Records to use:
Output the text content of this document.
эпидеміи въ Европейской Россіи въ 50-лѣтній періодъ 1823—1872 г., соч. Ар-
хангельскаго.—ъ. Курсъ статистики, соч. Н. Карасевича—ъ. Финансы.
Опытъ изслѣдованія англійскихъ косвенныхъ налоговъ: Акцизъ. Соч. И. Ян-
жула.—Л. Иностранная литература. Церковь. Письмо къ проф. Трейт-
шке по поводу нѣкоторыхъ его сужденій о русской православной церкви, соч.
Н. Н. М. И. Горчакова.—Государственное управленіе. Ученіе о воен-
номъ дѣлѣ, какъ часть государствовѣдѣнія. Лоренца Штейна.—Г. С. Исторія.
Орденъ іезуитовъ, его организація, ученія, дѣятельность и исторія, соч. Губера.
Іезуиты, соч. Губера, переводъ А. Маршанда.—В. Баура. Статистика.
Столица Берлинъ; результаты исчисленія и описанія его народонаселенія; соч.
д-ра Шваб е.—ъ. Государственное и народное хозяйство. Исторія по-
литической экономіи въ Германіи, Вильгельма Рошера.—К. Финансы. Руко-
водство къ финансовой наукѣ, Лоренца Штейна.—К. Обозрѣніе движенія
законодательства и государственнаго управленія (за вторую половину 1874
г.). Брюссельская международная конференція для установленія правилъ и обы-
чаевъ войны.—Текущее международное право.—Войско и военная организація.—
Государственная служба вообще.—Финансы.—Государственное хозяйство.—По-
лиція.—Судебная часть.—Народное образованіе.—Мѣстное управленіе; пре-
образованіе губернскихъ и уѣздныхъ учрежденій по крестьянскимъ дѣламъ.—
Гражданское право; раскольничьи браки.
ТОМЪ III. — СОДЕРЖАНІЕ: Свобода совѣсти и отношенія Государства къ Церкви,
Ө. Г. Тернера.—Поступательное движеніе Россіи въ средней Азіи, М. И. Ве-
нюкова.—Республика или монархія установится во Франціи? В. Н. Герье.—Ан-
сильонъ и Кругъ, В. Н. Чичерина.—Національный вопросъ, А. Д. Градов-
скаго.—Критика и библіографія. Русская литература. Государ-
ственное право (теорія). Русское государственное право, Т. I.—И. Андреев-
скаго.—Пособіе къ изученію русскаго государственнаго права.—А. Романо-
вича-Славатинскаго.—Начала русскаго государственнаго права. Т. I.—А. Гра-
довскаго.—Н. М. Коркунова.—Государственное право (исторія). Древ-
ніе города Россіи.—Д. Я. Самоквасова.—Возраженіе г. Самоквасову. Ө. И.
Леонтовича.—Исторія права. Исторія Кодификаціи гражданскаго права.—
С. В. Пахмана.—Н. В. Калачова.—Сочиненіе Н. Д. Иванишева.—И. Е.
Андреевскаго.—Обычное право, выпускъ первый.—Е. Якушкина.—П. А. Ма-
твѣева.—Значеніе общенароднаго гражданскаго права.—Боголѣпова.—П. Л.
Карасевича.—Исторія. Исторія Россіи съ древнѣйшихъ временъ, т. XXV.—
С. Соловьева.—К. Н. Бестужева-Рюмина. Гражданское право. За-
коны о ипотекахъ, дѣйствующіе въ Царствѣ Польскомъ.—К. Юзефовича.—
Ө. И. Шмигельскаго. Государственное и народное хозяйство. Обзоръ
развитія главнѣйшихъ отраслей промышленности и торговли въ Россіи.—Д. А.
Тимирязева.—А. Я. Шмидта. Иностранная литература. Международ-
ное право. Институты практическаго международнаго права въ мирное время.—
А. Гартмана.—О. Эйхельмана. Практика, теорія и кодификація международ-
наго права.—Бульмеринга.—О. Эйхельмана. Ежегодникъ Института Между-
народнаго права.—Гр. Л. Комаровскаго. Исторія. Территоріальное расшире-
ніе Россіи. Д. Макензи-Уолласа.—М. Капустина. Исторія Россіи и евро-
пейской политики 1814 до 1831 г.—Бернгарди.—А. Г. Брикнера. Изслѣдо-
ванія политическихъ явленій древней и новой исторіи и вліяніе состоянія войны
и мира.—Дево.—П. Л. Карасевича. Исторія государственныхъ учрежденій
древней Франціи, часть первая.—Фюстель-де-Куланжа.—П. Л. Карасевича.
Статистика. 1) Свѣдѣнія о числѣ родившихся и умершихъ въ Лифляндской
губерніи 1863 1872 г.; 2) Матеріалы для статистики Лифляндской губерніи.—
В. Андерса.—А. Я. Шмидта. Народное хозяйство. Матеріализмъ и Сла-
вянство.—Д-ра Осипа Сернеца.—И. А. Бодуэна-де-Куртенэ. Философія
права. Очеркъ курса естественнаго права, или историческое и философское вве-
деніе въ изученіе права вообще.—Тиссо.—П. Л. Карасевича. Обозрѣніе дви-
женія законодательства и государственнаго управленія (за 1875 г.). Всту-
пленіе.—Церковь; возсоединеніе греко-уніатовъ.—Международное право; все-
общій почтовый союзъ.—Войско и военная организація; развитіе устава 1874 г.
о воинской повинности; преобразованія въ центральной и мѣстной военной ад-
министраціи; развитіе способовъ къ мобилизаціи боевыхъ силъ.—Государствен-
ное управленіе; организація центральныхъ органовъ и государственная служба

Required task:
Restate the whole of the material exactly.

The answer:
Output the text content of this document.
эпидеміи въ Европейской Россіи въ 50-лѣтній періодъ 1823—1872 г., соч. Ар-
хангельскаго.—ъ. Курсъ статистики, соч. Н. Карасевича—ъ. Финансы.
Опытъ изслѣдованія англійскихъ косвенныхъ налоговъ: Акцизъ. Соч. И. Ян-
жула.—Л. Иностранная литература. Церковь. Письмо къ проф. Трейт-
шке по поводу нѣкоторыхъ его сужденій о русской православной церкви, соч.
Н. Н. М. И. Горчакова.—Государственное управленіе. Ученіе о воен-
номъ дѣлѣ, какъ часть государствовѣдѣнія. Лоренца Штейна.—Г. С. Исторія.
Орденъ іезуитовъ, его организація, ученія, дѣятельность и исторія, соч. Губера.
Іезуиты, соч. Губера, переводъ А. Маршанда.—В. Баура. Статистика.
Столица Берлинъ; результаты исчисленія и описанія его народонаселенія; соч.
д-ра Шваб е.—ъ. Государственное и народное хозяйство. Исторія по-
литической экономіи въ Германіи, Вильгельма Рошера.—К. Финансы. Руко-
водство къ финансовой наукѣ, Лоренца Штейна.—К. Обозрѣніе движенія
законодательства и государственнаго управленія (за вторую половину 1874
г.). Брюссельская международная конференція для установленія правилъ и обы-
чаевъ войны.—Текущее международное право.—Войско и военная организація.—
Государственная служба вообще.—Финансы.—Государственное хозяйство.—По-
лиція.—Судебная часть.—Народное образованіе.—Мѣстное управленіе; пре-
образованіе губернскихъ и уѣздныхъ учрежденій по крестьянскимъ дѣламъ.—
Гражданское право; раскольничьи браки.
ТОМЪ III. — СОДЕРЖАНІЕ: Свобода совѣсти и отношенія Государства къ Церкви,
Ө. Г. Тернера.—Поступательное движеніе Россіи въ средней Азіи, М. И. Ве-
нюкова.—Республика или монархія установится во Франціи? В. Н. Герье.—Ан-
сильонъ и Кругъ, В. Н. Чичерина.—Національный вопросъ, А. Д. Градов-
скаго.—Критика и библіографія. Русская литература. Государ-
ственное право (теорія). Русское государственное право, Т. I.—И. Андреев-
скаго.—Пособіе къ изученію русскаго государственнаго права.—А. Романо-
вича-Славатинскаго.—Начала русскаго государственнаго права. Т. I.—А. Гра-
довскаго.—Н. М. Коркунова.—Государственное право (исторія). Древ-
ніе города Россіи.—Д. Я. Самоквасова.—Возраженіе г. Самоквасову. Ө. И.
Леонтовича.—Исторія права. Исторія Кодификаціи гражданскаго права.—
С. В. Пахмана.—Н. В. Калачова.—Сочиненіе Н. Д. Иванишева.—И. Е.
Андреевскаго.—Обычное право, выпускъ первый.—Е. Якушкина.—П. А. Ма-
твѣева.—Значеніе общенароднаго гражданскаго права.—Боголѣпова.—П. Л.
Карасевича.—Исторія. Исторія Россіи съ древнѣйшихъ временъ, т. XXV.—
С. Соловьева.—К. Н. Бестужева-Рюмина. Гражданское право. За-
коны о ипотекахъ, дѣйствующіе въ Царствѣ Польскомъ.—К. Юзефовича.—
Ө. И. Шмигельскаго. Государственное и народное хозяйство. Обзоръ
развитія главнѣйшихъ отраслей промышленности и торговли въ Россіи.—Д. А.
Тимирязева.—А. Я. Шмидта. Иностранная литература. Международ-
ное право. Институты практическаго международнаго права въ мирное время.—
А. Гартмана.—О. Эйхельмана. Практика, теорія и кодификація международ-
наго права.—Бульмеринга.—О. Эйхельмана. Ежегодникъ Института Между-
народнаго права.—Гр. Л. Комаровскаго. Исторія. Территоріальное расшире-
ніе Россіи. Д. Макензи-Уолласа.—М. Капустина. Исторія Россіи и евро-
пейской политики 1814 до 1831 г.—Бернгарди.—А. Г. Брикнера. Изслѣдо-
ванія политическихъ явленій древней и новой исторіи и вліяніе состоянія войны
и мира.—Дево.—П. Л. Карасевича. Исторія государственныхъ учрежденій
древней Франціи, часть первая.—Фюстель-де-Куланжа.—П. Л. Карасевича.
Статистика. 1) Свѣдѣнія о числѣ родившихся и умершихъ въ Лифляндской
губерніи 1863 1872 г.; 2) Матеріалы для статистики Лифляндской губерніи.—
В. Андерса.—А. Я. Шмидта. Народное хозяйство. Матеріализмъ и Сла-
вянство.—Д-ра Осипа Сернеца.—И. А. Бодуэна-де-Куртенэ. Философія
права. Очеркъ курса естественнаго права, или историческое и философское вве-
деніе въ изученіе права вообще.—Тиссо.—П. Л. Карасевича. Обозрѣніе дви-
женія законодательства и государственнаго управленія (за 1875 г.). Всту-
пленіе.—Церковь; возсоединеніе греко-уніатовъ.—Международное право; все-
общій почтовый союзъ.—Войско и военная организація; развитіе устава 1874 г.
о воинской повинности; преобразованія въ центральной и мѣстной военной ад-
министраціи; развитіе способовъ къ мобилизаціи боевыхъ силъ.—Государствен-
ное управленіе; организація центральныхъ органовъ и государственная служба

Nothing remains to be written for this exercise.